Wherever the word "земли" appears in a line, extract that line.

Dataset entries
——
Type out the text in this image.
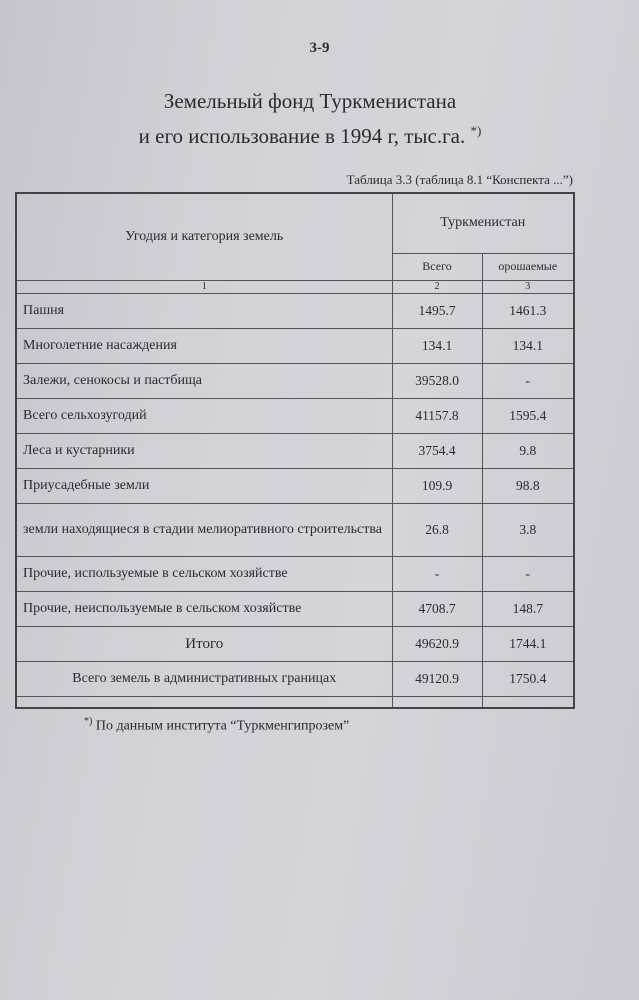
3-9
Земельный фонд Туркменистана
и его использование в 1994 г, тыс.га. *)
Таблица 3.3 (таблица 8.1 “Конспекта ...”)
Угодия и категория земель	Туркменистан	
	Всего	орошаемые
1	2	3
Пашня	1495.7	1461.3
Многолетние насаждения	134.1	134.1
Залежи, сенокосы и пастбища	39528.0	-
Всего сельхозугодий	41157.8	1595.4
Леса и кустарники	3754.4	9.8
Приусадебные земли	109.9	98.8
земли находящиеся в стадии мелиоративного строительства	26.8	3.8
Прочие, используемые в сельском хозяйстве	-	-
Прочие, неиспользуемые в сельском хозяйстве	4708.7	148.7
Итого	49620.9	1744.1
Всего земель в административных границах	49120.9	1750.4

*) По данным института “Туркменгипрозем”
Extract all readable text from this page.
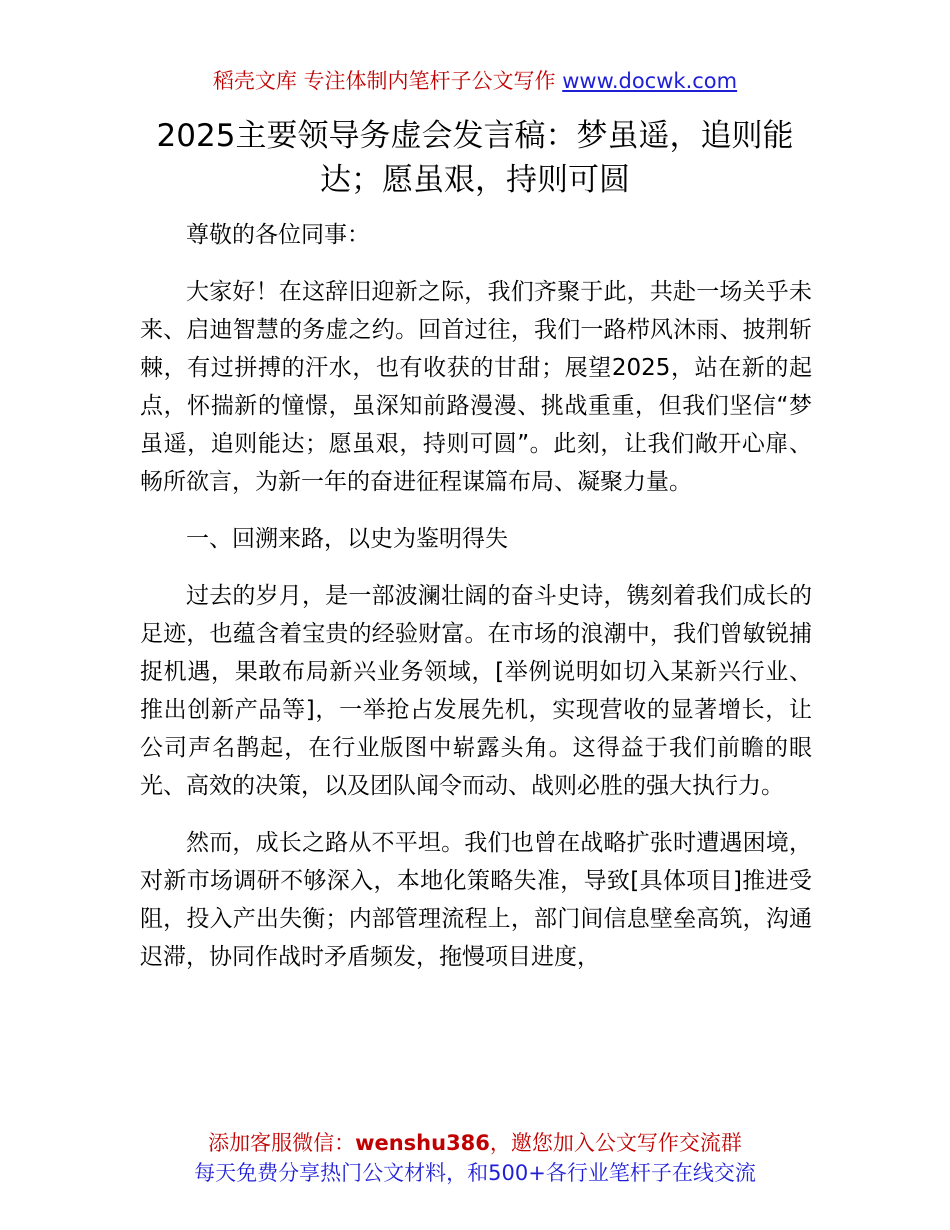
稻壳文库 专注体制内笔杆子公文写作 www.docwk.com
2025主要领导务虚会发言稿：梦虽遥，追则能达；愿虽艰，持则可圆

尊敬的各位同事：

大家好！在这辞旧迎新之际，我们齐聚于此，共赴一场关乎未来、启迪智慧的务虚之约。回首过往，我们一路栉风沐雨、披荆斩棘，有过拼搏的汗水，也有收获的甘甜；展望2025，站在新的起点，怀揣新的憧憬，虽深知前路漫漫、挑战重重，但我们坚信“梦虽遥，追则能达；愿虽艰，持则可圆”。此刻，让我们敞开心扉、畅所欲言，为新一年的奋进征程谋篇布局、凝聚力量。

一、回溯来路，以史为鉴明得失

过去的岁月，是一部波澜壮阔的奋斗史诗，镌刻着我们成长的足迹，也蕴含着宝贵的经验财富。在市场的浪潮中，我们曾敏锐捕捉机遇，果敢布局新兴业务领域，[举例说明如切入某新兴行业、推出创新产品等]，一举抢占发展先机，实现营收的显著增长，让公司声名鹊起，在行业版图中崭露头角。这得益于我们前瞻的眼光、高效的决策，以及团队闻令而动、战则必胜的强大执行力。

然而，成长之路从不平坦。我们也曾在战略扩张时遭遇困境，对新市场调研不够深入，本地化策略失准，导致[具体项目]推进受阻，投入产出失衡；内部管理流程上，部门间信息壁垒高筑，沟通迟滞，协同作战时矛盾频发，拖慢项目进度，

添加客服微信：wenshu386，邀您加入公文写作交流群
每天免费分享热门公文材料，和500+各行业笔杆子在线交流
——
▸ Task result
Приусадебные земли	109.9	98.8
земли находящиеся в стадии мелиоративного строительства	26.8	3.8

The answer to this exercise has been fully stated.